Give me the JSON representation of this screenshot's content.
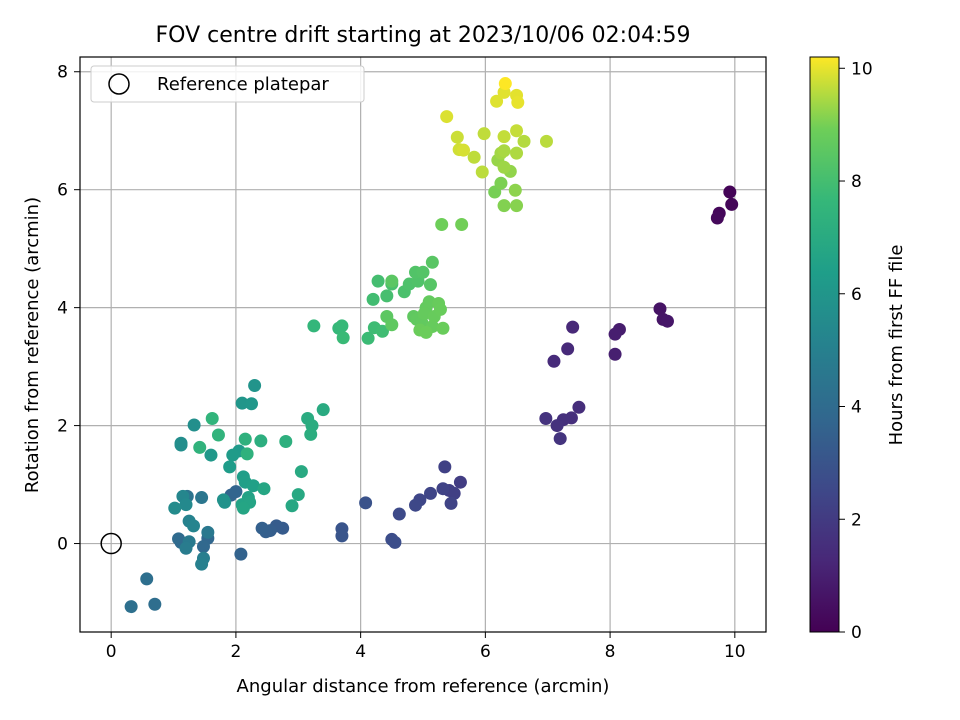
{
  "chart_data": {
    "type": "scatter",
    "title": "FOV centre drift starting at 2023/10/06 02:04:59",
    "xlabel": "Angular distance from reference (arcmin)",
    "ylabel": "Rotation from reference (arcmin)",
    "xlim": [
      -0.5,
      10.5
    ],
    "ylim": [
      -1.5,
      8.25
    ],
    "xticks": [
      0,
      2,
      4,
      6,
      8,
      10
    ],
    "yticks": [
      0,
      2,
      4,
      6,
      8
    ],
    "grid": true,
    "legend": {
      "placement": "top-left",
      "entries": [
        "Reference platepar"
      ]
    },
    "reference_point": {
      "x": 0,
      "y": 0,
      "label": "Reference platepar"
    },
    "colorbar": {
      "label": "Hours from first FF file",
      "colormap": "viridis",
      "range": [
        0,
        10.2
      ],
      "ticks": [
        0,
        2,
        4,
        6,
        8,
        10
      ]
    },
    "points": [
      {
        "x": 9.92,
        "y": 5.96,
        "h": 0.1
      },
      {
        "x": 9.95,
        "y": 5.75,
        "h": 0.15
      },
      {
        "x": 9.75,
        "y": 5.6,
        "h": 0.2
      },
      {
        "x": 9.72,
        "y": 5.52,
        "h": 0.25
      },
      {
        "x": 8.8,
        "y": 3.98,
        "h": 0.6
      },
      {
        "x": 8.85,
        "y": 3.8,
        "h": 0.65
      },
      {
        "x": 8.92,
        "y": 3.77,
        "h": 0.7
      },
      {
        "x": 8.15,
        "y": 3.63,
        "h": 0.9
      },
      {
        "x": 8.08,
        "y": 3.55,
        "h": 0.95
      },
      {
        "x": 8.08,
        "y": 3.21,
        "h": 1.0
      },
      {
        "x": 7.4,
        "y": 3.67,
        "h": 1.3
      },
      {
        "x": 7.32,
        "y": 3.3,
        "h": 1.35
      },
      {
        "x": 7.1,
        "y": 3.09,
        "h": 1.4
      },
      {
        "x": 7.5,
        "y": 2.31,
        "h": 1.5
      },
      {
        "x": 7.38,
        "y": 2.13,
        "h": 1.55
      },
      {
        "x": 7.25,
        "y": 2.1,
        "h": 1.6
      },
      {
        "x": 7.15,
        "y": 2.0,
        "h": 1.65
      },
      {
        "x": 6.97,
        "y": 2.12,
        "h": 1.7
      },
      {
        "x": 7.2,
        "y": 1.78,
        "h": 1.75
      },
      {
        "x": 5.6,
        "y": 1.04,
        "h": 2.1
      },
      {
        "x": 5.42,
        "y": 0.9,
        "h": 2.15
      },
      {
        "x": 5.5,
        "y": 0.85,
        "h": 2.2
      },
      {
        "x": 5.35,
        "y": 1.3,
        "h": 2.25
      },
      {
        "x": 5.32,
        "y": 0.93,
        "h": 2.3
      },
      {
        "x": 5.45,
        "y": 0.68,
        "h": 2.35
      },
      {
        "x": 5.12,
        "y": 0.85,
        "h": 2.4
      },
      {
        "x": 4.95,
        "y": 0.74,
        "h": 2.45
      },
      {
        "x": 4.88,
        "y": 0.65,
        "h": 2.5
      },
      {
        "x": 4.62,
        "y": 0.5,
        "h": 2.6
      },
      {
        "x": 4.5,
        "y": 0.07,
        "h": 2.7
      },
      {
        "x": 4.55,
        "y": 0.02,
        "h": 2.75
      },
      {
        "x": 4.08,
        "y": 0.69,
        "h": 2.9
      },
      {
        "x": 3.7,
        "y": 0.25,
        "h": 3.0
      },
      {
        "x": 3.7,
        "y": 0.13,
        "h": 3.05
      },
      {
        "x": 2.75,
        "y": 0.26,
        "h": 3.3
      },
      {
        "x": 2.65,
        "y": 0.3,
        "h": 3.35
      },
      {
        "x": 2.55,
        "y": 0.22,
        "h": 3.4
      },
      {
        "x": 2.48,
        "y": 0.2,
        "h": 3.45
      },
      {
        "x": 2.42,
        "y": 0.26,
        "h": 3.5
      },
      {
        "x": 2.08,
        "y": -0.18,
        "h": 3.6
      },
      {
        "x": 1.92,
        "y": 0.82,
        "h": 3.65
      },
      {
        "x": 2.0,
        "y": 0.88,
        "h": 3.7
      },
      {
        "x": 1.55,
        "y": 0.09,
        "h": 3.8
      },
      {
        "x": 1.48,
        "y": -0.05,
        "h": 3.85
      },
      {
        "x": 1.12,
        "y": 0.02,
        "h": 3.9
      },
      {
        "x": 1.08,
        "y": 0.08,
        "h": 3.95
      },
      {
        "x": 0.7,
        "y": -1.03,
        "h": 4.1
      },
      {
        "x": 0.57,
        "y": -0.6,
        "h": 4.15
      },
      {
        "x": 0.32,
        "y": -1.07,
        "h": 4.2
      },
      {
        "x": 1.22,
        "y": 0.8,
        "h": 4.4
      },
      {
        "x": 1.45,
        "y": 0.78,
        "h": 4.5
      },
      {
        "x": 1.55,
        "y": 0.19,
        "h": 4.6
      },
      {
        "x": 1.25,
        "y": 0.03,
        "h": 4.7
      },
      {
        "x": 1.2,
        "y": -0.08,
        "h": 4.8
      },
      {
        "x": 1.48,
        "y": -0.25,
        "h": 4.9
      },
      {
        "x": 1.45,
        "y": -0.35,
        "h": 5.0
      },
      {
        "x": 1.25,
        "y": 0.38,
        "h": 5.1
      },
      {
        "x": 1.32,
        "y": 0.3,
        "h": 5.2
      },
      {
        "x": 1.15,
        "y": 0.8,
        "h": 5.3
      },
      {
        "x": 1.2,
        "y": 0.66,
        "h": 5.4
      },
      {
        "x": 1.02,
        "y": 0.6,
        "h": 5.5
      },
      {
        "x": 1.12,
        "y": 1.7,
        "h": 5.6
      },
      {
        "x": 1.12,
        "y": 1.67,
        "h": 5.65
      },
      {
        "x": 1.33,
        "y": 2.01,
        "h": 5.7
      },
      {
        "x": 1.8,
        "y": 0.74,
        "h": 5.8
      },
      {
        "x": 1.82,
        "y": 0.7,
        "h": 5.85
      },
      {
        "x": 2.3,
        "y": 2.68,
        "h": 5.9
      },
      {
        "x": 2.1,
        "y": 2.38,
        "h": 6.0
      },
      {
        "x": 2.25,
        "y": 2.37,
        "h": 6.05
      },
      {
        "x": 1.6,
        "y": 1.5,
        "h": 6.1
      },
      {
        "x": 2.05,
        "y": 1.57,
        "h": 6.2
      },
      {
        "x": 1.95,
        "y": 1.5,
        "h": 6.25
      },
      {
        "x": 1.9,
        "y": 1.3,
        "h": 6.3
      },
      {
        "x": 2.12,
        "y": 1.13,
        "h": 6.4
      },
      {
        "x": 2.15,
        "y": 1.04,
        "h": 6.45
      },
      {
        "x": 2.28,
        "y": 0.98,
        "h": 6.5
      },
      {
        "x": 2.2,
        "y": 0.78,
        "h": 6.6
      },
      {
        "x": 2.1,
        "y": 0.66,
        "h": 6.65
      },
      {
        "x": 2.22,
        "y": 0.7,
        "h": 6.7
      },
      {
        "x": 2.12,
        "y": 0.6,
        "h": 6.75
      },
      {
        "x": 2.45,
        "y": 0.93,
        "h": 6.8
      },
      {
        "x": 2.9,
        "y": 0.64,
        "h": 6.85
      },
      {
        "x": 3.0,
        "y": 0.83,
        "h": 6.9
      },
      {
        "x": 3.05,
        "y": 1.22,
        "h": 6.95
      },
      {
        "x": 3.4,
        "y": 2.27,
        "h": 7.0
      },
      {
        "x": 3.15,
        "y": 2.12,
        "h": 7.05
      },
      {
        "x": 3.22,
        "y": 2.0,
        "h": 7.1
      },
      {
        "x": 3.2,
        "y": 1.85,
        "h": 7.15
      },
      {
        "x": 2.4,
        "y": 1.74,
        "h": 7.2
      },
      {
        "x": 2.8,
        "y": 1.73,
        "h": 7.25
      },
      {
        "x": 2.15,
        "y": 1.77,
        "h": 7.3
      },
      {
        "x": 2.18,
        "y": 1.52,
        "h": 7.35
      },
      {
        "x": 1.42,
        "y": 1.63,
        "h": 7.4
      },
      {
        "x": 1.72,
        "y": 1.84,
        "h": 7.45
      },
      {
        "x": 1.62,
        "y": 2.12,
        "h": 7.5
      },
      {
        "x": 3.25,
        "y": 3.69,
        "h": 7.6
      },
      {
        "x": 3.65,
        "y": 3.65,
        "h": 7.65
      },
      {
        "x": 3.7,
        "y": 3.69,
        "h": 7.7
      },
      {
        "x": 3.72,
        "y": 3.49,
        "h": 7.75
      },
      {
        "x": 4.12,
        "y": 3.48,
        "h": 7.8
      },
      {
        "x": 4.22,
        "y": 3.66,
        "h": 7.85
      },
      {
        "x": 4.35,
        "y": 3.6,
        "h": 7.9
      },
      {
        "x": 4.2,
        "y": 4.14,
        "h": 7.95
      },
      {
        "x": 4.28,
        "y": 4.45,
        "h": 8.0
      },
      {
        "x": 4.42,
        "y": 4.2,
        "h": 8.05
      },
      {
        "x": 4.5,
        "y": 4.4,
        "h": 8.1
      },
      {
        "x": 4.7,
        "y": 4.27,
        "h": 8.15
      },
      {
        "x": 4.78,
        "y": 4.4,
        "h": 8.2
      },
      {
        "x": 4.92,
        "y": 4.45,
        "h": 8.25
      },
      {
        "x": 4.88,
        "y": 4.6,
        "h": 8.3
      },
      {
        "x": 5.0,
        "y": 4.6,
        "h": 8.35
      },
      {
        "x": 5.12,
        "y": 4.39,
        "h": 8.4
      },
      {
        "x": 5.15,
        "y": 4.77,
        "h": 8.45
      },
      {
        "x": 4.5,
        "y": 4.45,
        "h": 8.5
      },
      {
        "x": 4.42,
        "y": 3.85,
        "h": 8.55
      },
      {
        "x": 4.5,
        "y": 3.71,
        "h": 8.6
      },
      {
        "x": 4.85,
        "y": 3.85,
        "h": 8.62
      },
      {
        "x": 4.9,
        "y": 3.8,
        "h": 8.64
      },
      {
        "x": 4.98,
        "y": 3.75,
        "h": 8.66
      },
      {
        "x": 5.05,
        "y": 4.0,
        "h": 8.68
      },
      {
        "x": 5.1,
        "y": 4.1,
        "h": 8.7
      },
      {
        "x": 5.02,
        "y": 3.9,
        "h": 8.72
      },
      {
        "x": 5.15,
        "y": 3.68,
        "h": 8.74
      },
      {
        "x": 5.18,
        "y": 3.85,
        "h": 8.76
      },
      {
        "x": 5.25,
        "y": 4.07,
        "h": 8.78
      },
      {
        "x": 5.28,
        "y": 3.97,
        "h": 8.8
      },
      {
        "x": 5.32,
        "y": 3.65,
        "h": 8.82
      },
      {
        "x": 4.95,
        "y": 3.62,
        "h": 8.84
      },
      {
        "x": 5.05,
        "y": 3.58,
        "h": 8.86
      },
      {
        "x": 5.3,
        "y": 5.41,
        "h": 8.9
      },
      {
        "x": 5.62,
        "y": 5.41,
        "h": 8.95
      },
      {
        "x": 6.15,
        "y": 5.96,
        "h": 9.0
      },
      {
        "x": 6.25,
        "y": 6.11,
        "h": 9.05
      },
      {
        "x": 6.3,
        "y": 5.73,
        "h": 9.1
      },
      {
        "x": 6.5,
        "y": 5.73,
        "h": 9.15
      },
      {
        "x": 6.48,
        "y": 5.99,
        "h": 9.2
      },
      {
        "x": 6.4,
        "y": 6.31,
        "h": 9.25
      },
      {
        "x": 6.2,
        "y": 6.5,
        "h": 9.3
      },
      {
        "x": 6.3,
        "y": 6.38,
        "h": 9.35
      },
      {
        "x": 6.25,
        "y": 6.62,
        "h": 9.4
      },
      {
        "x": 6.3,
        "y": 6.66,
        "h": 9.45
      },
      {
        "x": 6.5,
        "y": 6.62,
        "h": 9.5
      },
      {
        "x": 6.62,
        "y": 6.82,
        "h": 9.55
      },
      {
        "x": 6.98,
        "y": 6.82,
        "h": 9.6
      },
      {
        "x": 5.95,
        "y": 6.3,
        "h": 9.62
      },
      {
        "x": 5.82,
        "y": 6.55,
        "h": 9.64
      },
      {
        "x": 5.98,
        "y": 6.95,
        "h": 9.66
      },
      {
        "x": 6.3,
        "y": 6.9,
        "h": 9.68
      },
      {
        "x": 6.5,
        "y": 7.0,
        "h": 9.7
      },
      {
        "x": 5.55,
        "y": 6.89,
        "h": 9.75
      },
      {
        "x": 5.58,
        "y": 6.68,
        "h": 9.8
      },
      {
        "x": 5.65,
        "y": 6.67,
        "h": 9.85
      },
      {
        "x": 5.38,
        "y": 7.24,
        "h": 9.9
      },
      {
        "x": 6.18,
        "y": 7.5,
        "h": 9.92
      },
      {
        "x": 6.3,
        "y": 7.65,
        "h": 9.95
      },
      {
        "x": 6.5,
        "y": 7.6,
        "h": 9.97
      },
      {
        "x": 6.52,
        "y": 7.48,
        "h": 10.0
      },
      {
        "x": 6.32,
        "y": 7.8,
        "h": 10.2
      }
    ]
  }
}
+---+
**EXERCISE DESCRIPTION**
Find the word "platepar" in the records and pull out each line that has it.

**THE SOLUTION**
        "Reference platepar"
      "label": "Reference platepar"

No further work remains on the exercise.